### [Written request]
Search the material below for the string "this" and extract each line that has it.

### [Given records]

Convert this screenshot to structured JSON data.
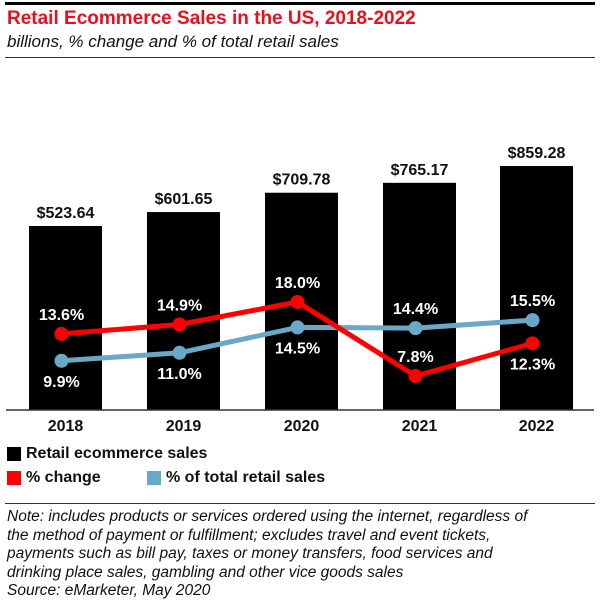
{
  "header": {
    "title": "Retail Ecommerce Sales in the US, 2018-2022",
    "subtitle": "billions, % change and % of total retail sales"
  },
  "chart_data": {
    "type": "bar",
    "title": "Retail Ecommerce Sales in the US, 2018-2022",
    "subtitle": "billions, % change and % of total retail sales",
    "xlabel": "",
    "ylabel": "",
    "grid": false,
    "legend_position": "bottom-left",
    "categories": [
      "2018",
      "2019",
      "2020",
      "2021",
      "2022"
    ],
    "series": [
      {
        "name": "Retail ecommerce sales",
        "type": "bar",
        "color": "#000000",
        "values": [
          523.64,
          601.65,
          709.78,
          765.17,
          859.28
        ],
        "labels": [
          "$523.64",
          "$601.65",
          "$709.78",
          "$765.17",
          "$859.28"
        ]
      },
      {
        "name": "% change",
        "type": "line",
        "color": "#ff0000",
        "values": [
          13.6,
          14.9,
          18.0,
          7.8,
          12.3
        ],
        "labels": [
          "13.6%",
          "14.9%",
          "18.0%",
          "7.8%",
          "12.3%"
        ]
      },
      {
        "name": "% of total retail sales",
        "type": "line",
        "color": "#6aa8c8",
        "values": [
          9.9,
          11.0,
          14.5,
          14.4,
          15.5
        ],
        "labels": [
          "9.9%",
          "11.0%",
          "14.5%",
          "14.4%",
          "15.5%"
        ]
      }
    ]
  },
  "legend": {
    "items": [
      {
        "label": "Retail ecommerce sales",
        "color": "#000000"
      },
      {
        "label": "% change",
        "color": "#ff0000"
      },
      {
        "label": "% of total retail sales",
        "color": "#6aa8c8"
      }
    ]
  },
  "footer": {
    "note_lines": [
      "Note: includes products or services ordered using the internet, regardless of",
      "the method of payment or fulfillment; excludes travel and event tickets,",
      "payments such as bill pay, taxes or money transfers, food services and",
      "drinking place sales, gambling and other vice goods sales"
    ],
    "source": "Source: eMarketer, May 2020"
  }
}
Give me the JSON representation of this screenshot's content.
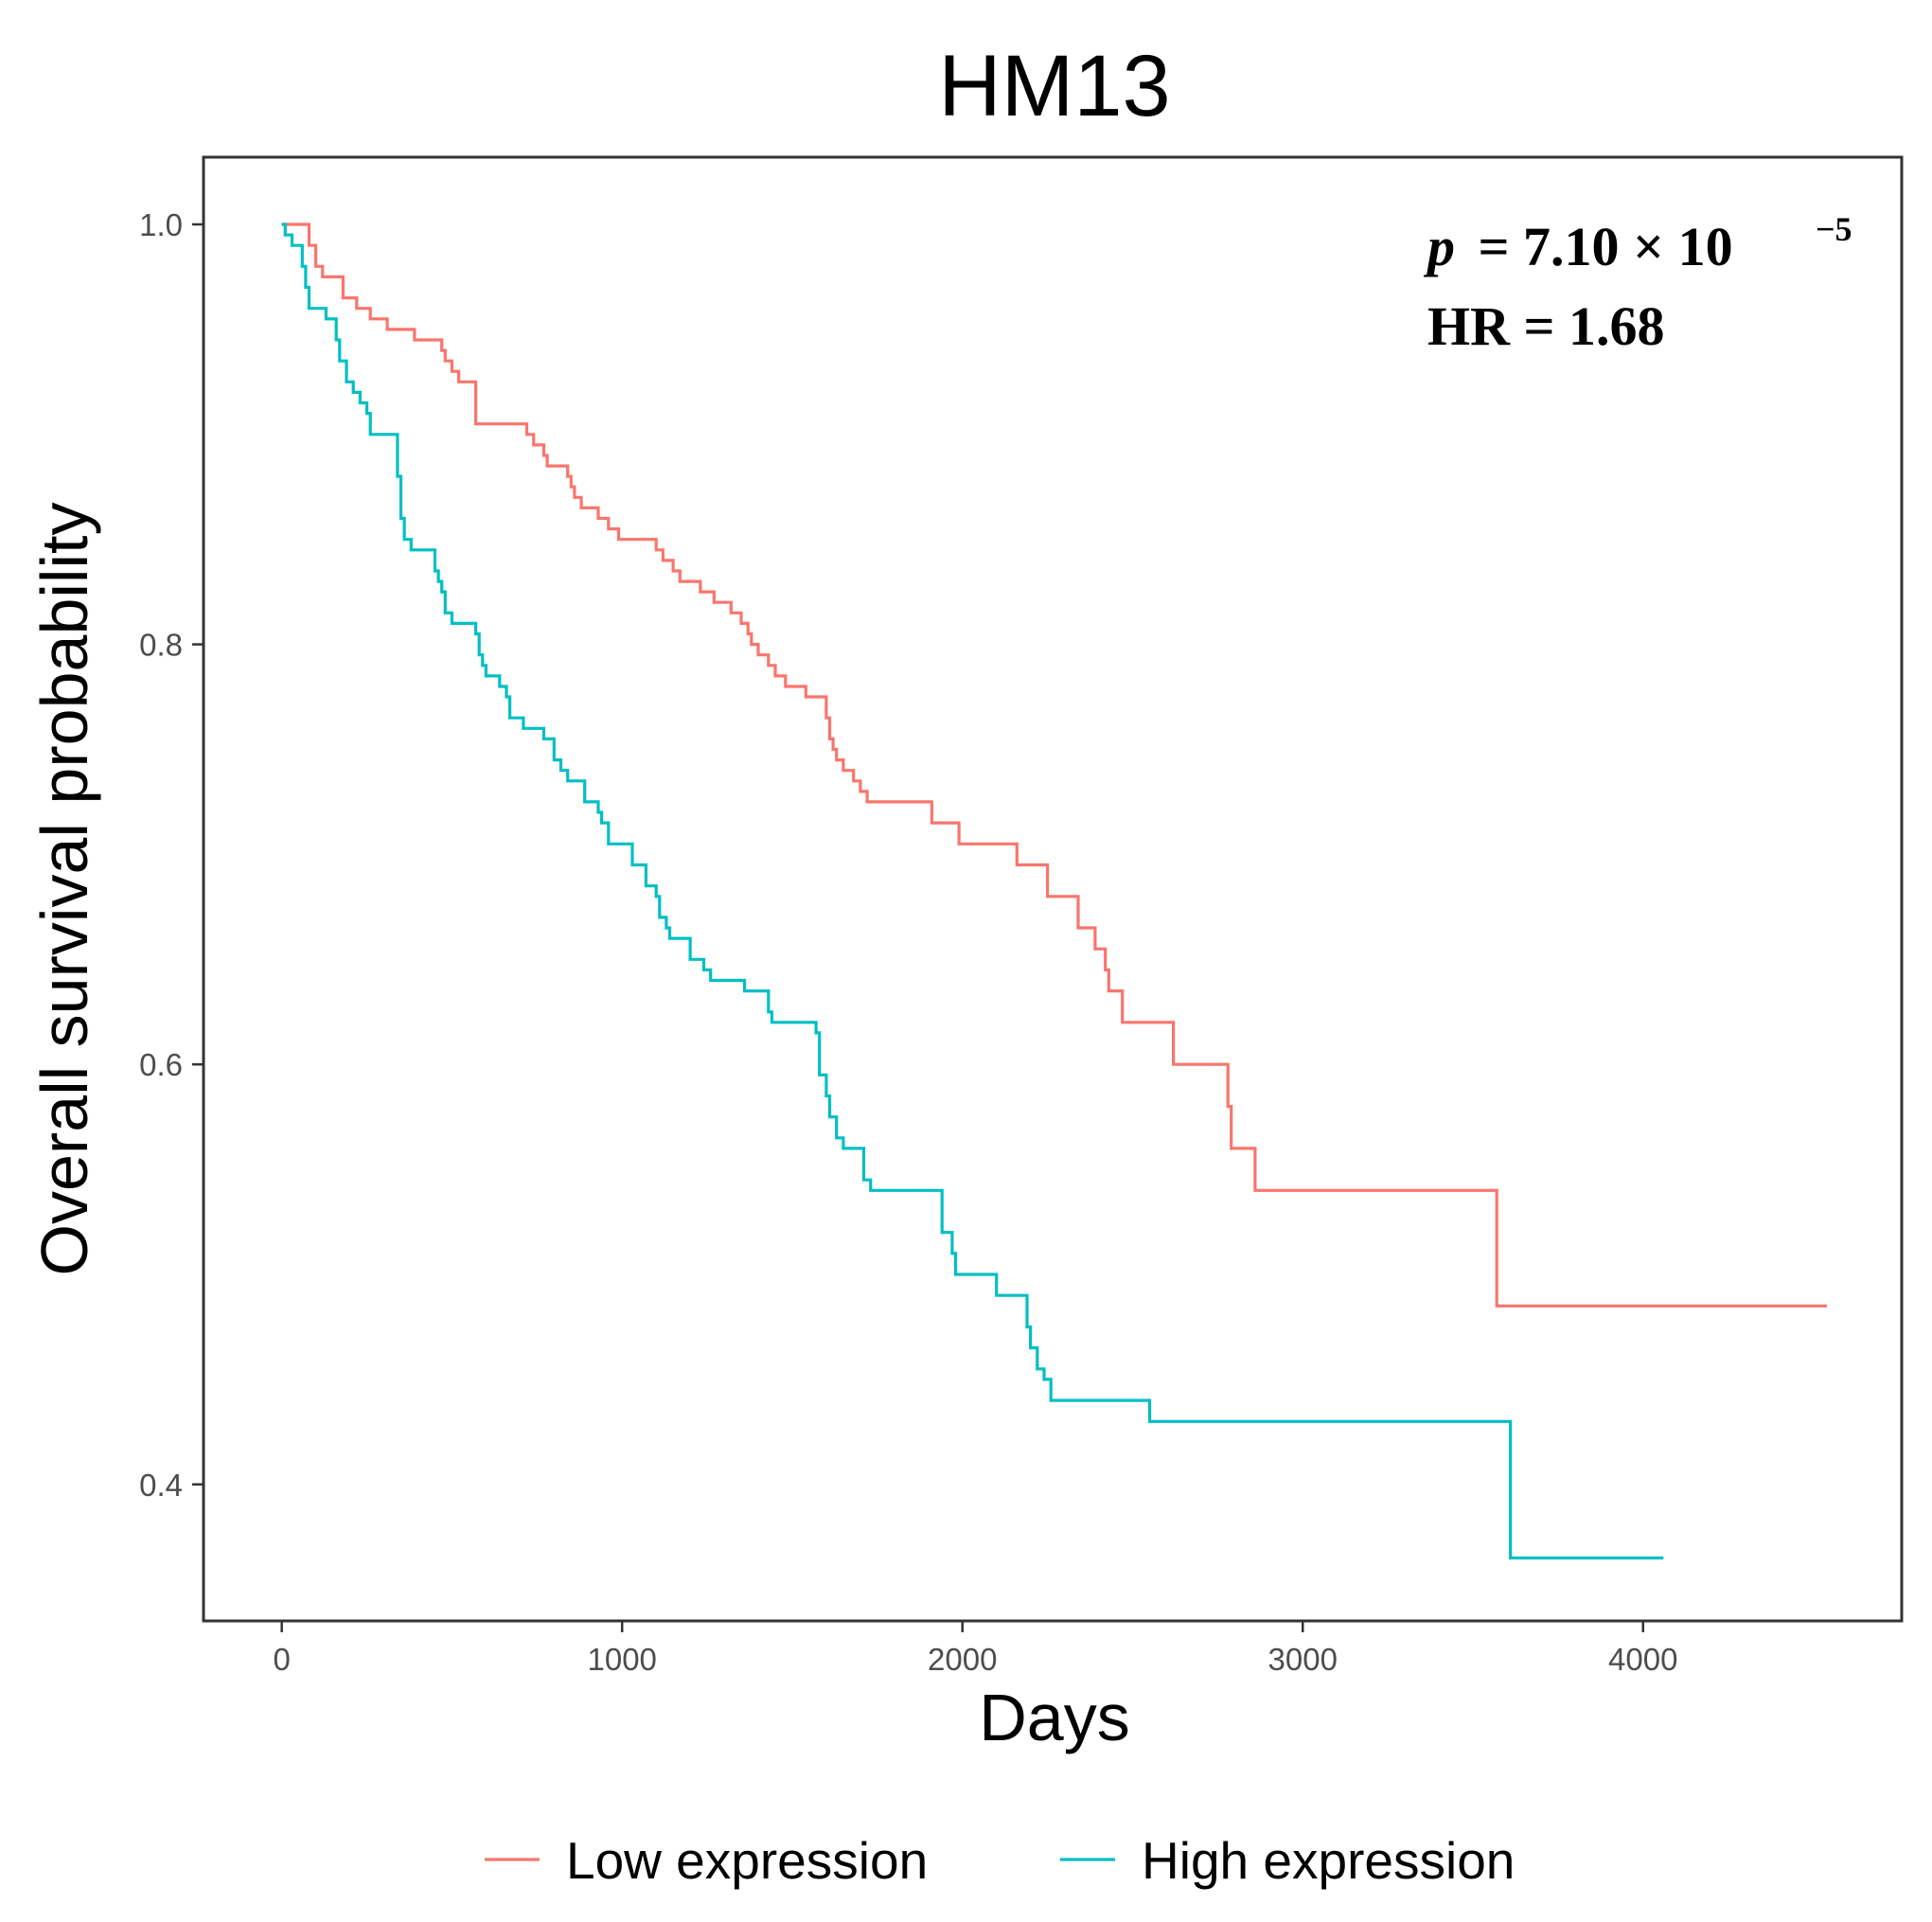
{
  "chart_data": {
    "type": "line",
    "subtype": "kaplan-meier step",
    "title": "HM13",
    "xlabel": "Days",
    "ylabel": "Overall survival probability",
    "xlim": [
      -230,
      4760
    ],
    "ylim": [
      0.335,
      1.032
    ],
    "x_ticks": [
      0,
      1000,
      2000,
      3000,
      4000
    ],
    "x_tick_labels": [
      "0",
      "1000",
      "2000",
      "3000",
      "4000"
    ],
    "y_ticks": [
      0.4,
      0.6,
      0.8,
      1.0
    ],
    "y_tick_labels": [
      "0.4",
      "0.6",
      "0.8",
      "1.0"
    ],
    "grid": false,
    "legend_position": "bottom",
    "annotation": {
      "p_symbol": "p",
      "p_value": "= 7.10 × 10",
      "p_exponent": "−5",
      "hr": "HR = 1.68"
    },
    "series": [
      {
        "name": "Low expression",
        "color": "#F8766D",
        "points": [
          [
            0,
            1.0
          ],
          [
            60,
            1.0
          ],
          [
            80,
            0.99
          ],
          [
            100,
            0.98
          ],
          [
            120,
            0.975
          ],
          [
            180,
            0.965
          ],
          [
            220,
            0.96
          ],
          [
            260,
            0.955
          ],
          [
            300,
            0.955
          ],
          [
            310,
            0.95
          ],
          [
            380,
            0.95
          ],
          [
            390,
            0.945
          ],
          [
            460,
            0.945
          ],
          [
            470,
            0.94
          ],
          [
            480,
            0.935
          ],
          [
            500,
            0.93
          ],
          [
            520,
            0.925
          ],
          [
            560,
            0.925
          ],
          [
            570,
            0.905
          ],
          [
            700,
            0.905
          ],
          [
            720,
            0.9
          ],
          [
            740,
            0.895
          ],
          [
            770,
            0.89
          ],
          [
            780,
            0.885
          ],
          [
            830,
            0.885
          ],
          [
            840,
            0.88
          ],
          [
            850,
            0.875
          ],
          [
            860,
            0.87
          ],
          [
            880,
            0.865
          ],
          [
            920,
            0.865
          ],
          [
            930,
            0.86
          ],
          [
            960,
            0.855
          ],
          [
            990,
            0.85
          ],
          [
            1090,
            0.85
          ],
          [
            1100,
            0.845
          ],
          [
            1120,
            0.84
          ],
          [
            1150,
            0.835
          ],
          [
            1170,
            0.83
          ],
          [
            1220,
            0.83
          ],
          [
            1230,
            0.825
          ],
          [
            1270,
            0.82
          ],
          [
            1300,
            0.82
          ],
          [
            1320,
            0.815
          ],
          [
            1350,
            0.81
          ],
          [
            1370,
            0.805
          ],
          [
            1380,
            0.8
          ],
          [
            1400,
            0.795
          ],
          [
            1430,
            0.79
          ],
          [
            1450,
            0.785
          ],
          [
            1480,
            0.78
          ],
          [
            1530,
            0.78
          ],
          [
            1540,
            0.775
          ],
          [
            1590,
            0.775
          ],
          [
            1600,
            0.765
          ],
          [
            1610,
            0.755
          ],
          [
            1620,
            0.75
          ],
          [
            1630,
            0.745
          ],
          [
            1650,
            0.74
          ],
          [
            1680,
            0.735
          ],
          [
            1700,
            0.73
          ],
          [
            1720,
            0.725
          ],
          [
            1900,
            0.725
          ],
          [
            1910,
            0.715
          ],
          [
            1980,
            0.715
          ],
          [
            1990,
            0.705
          ],
          [
            2150,
            0.705
          ],
          [
            2160,
            0.695
          ],
          [
            2240,
            0.695
          ],
          [
            2250,
            0.68
          ],
          [
            2330,
            0.68
          ],
          [
            2340,
            0.665
          ],
          [
            2380,
            0.665
          ],
          [
            2390,
            0.655
          ],
          [
            2420,
            0.645
          ],
          [
            2430,
            0.635
          ],
          [
            2460,
            0.635
          ],
          [
            2470,
            0.62
          ],
          [
            2610,
            0.62
          ],
          [
            2620,
            0.6
          ],
          [
            2770,
            0.6
          ],
          [
            2780,
            0.58
          ],
          [
            2790,
            0.56
          ],
          [
            2850,
            0.56
          ],
          [
            2860,
            0.54
          ],
          [
            3560,
            0.54
          ],
          [
            3570,
            0.485
          ],
          [
            4540,
            0.485
          ]
        ]
      },
      {
        "name": "High expression",
        "color": "#00BFC4",
        "points": [
          [
            0,
            1.0
          ],
          [
            10,
            0.995
          ],
          [
            30,
            0.99
          ],
          [
            60,
            0.98
          ],
          [
            70,
            0.97
          ],
          [
            80,
            0.96
          ],
          [
            110,
            0.96
          ],
          [
            130,
            0.955
          ],
          [
            160,
            0.945
          ],
          [
            170,
            0.935
          ],
          [
            190,
            0.925
          ],
          [
            210,
            0.92
          ],
          [
            230,
            0.915
          ],
          [
            250,
            0.91
          ],
          [
            260,
            0.9
          ],
          [
            330,
            0.9
          ],
          [
            340,
            0.88
          ],
          [
            350,
            0.86
          ],
          [
            360,
            0.85
          ],
          [
            380,
            0.845
          ],
          [
            440,
            0.845
          ],
          [
            450,
            0.835
          ],
          [
            460,
            0.83
          ],
          [
            470,
            0.825
          ],
          [
            480,
            0.815
          ],
          [
            500,
            0.81
          ],
          [
            560,
            0.81
          ],
          [
            570,
            0.805
          ],
          [
            580,
            0.795
          ],
          [
            590,
            0.79
          ],
          [
            600,
            0.785
          ],
          [
            630,
            0.785
          ],
          [
            640,
            0.78
          ],
          [
            660,
            0.775
          ],
          [
            670,
            0.765
          ],
          [
            700,
            0.765
          ],
          [
            710,
            0.76
          ],
          [
            760,
            0.76
          ],
          [
            770,
            0.755
          ],
          [
            800,
            0.745
          ],
          [
            820,
            0.74
          ],
          [
            840,
            0.735
          ],
          [
            880,
            0.735
          ],
          [
            890,
            0.725
          ],
          [
            930,
            0.72
          ],
          [
            940,
            0.715
          ],
          [
            960,
            0.705
          ],
          [
            1020,
            0.705
          ],
          [
            1030,
            0.695
          ],
          [
            1070,
            0.685
          ],
          [
            1100,
            0.68
          ],
          [
            1110,
            0.67
          ],
          [
            1130,
            0.665
          ],
          [
            1140,
            0.66
          ],
          [
            1190,
            0.66
          ],
          [
            1200,
            0.65
          ],
          [
            1240,
            0.645
          ],
          [
            1260,
            0.64
          ],
          [
            1350,
            0.64
          ],
          [
            1360,
            0.635
          ],
          [
            1420,
            0.635
          ],
          [
            1430,
            0.625
          ],
          [
            1440,
            0.62
          ],
          [
            1560,
            0.62
          ],
          [
            1570,
            0.615
          ],
          [
            1580,
            0.595
          ],
          [
            1600,
            0.585
          ],
          [
            1610,
            0.575
          ],
          [
            1630,
            0.565
          ],
          [
            1650,
            0.56
          ],
          [
            1700,
            0.56
          ],
          [
            1710,
            0.545
          ],
          [
            1730,
            0.54
          ],
          [
            1930,
            0.54
          ],
          [
            1940,
            0.52
          ],
          [
            1970,
            0.51
          ],
          [
            1980,
            0.5
          ],
          [
            2090,
            0.5
          ],
          [
            2100,
            0.49
          ],
          [
            2180,
            0.49
          ],
          [
            2190,
            0.475
          ],
          [
            2200,
            0.465
          ],
          [
            2220,
            0.455
          ],
          [
            2240,
            0.45
          ],
          [
            2260,
            0.44
          ],
          [
            2540,
            0.44
          ],
          [
            2550,
            0.43
          ],
          [
            3600,
            0.43
          ],
          [
            3610,
            0.365
          ],
          [
            4060,
            0.365
          ]
        ]
      }
    ]
  }
}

### [Output below]
Convert this screenshot to structured JSON data.
Give me the JSON representation of this screenshot's content.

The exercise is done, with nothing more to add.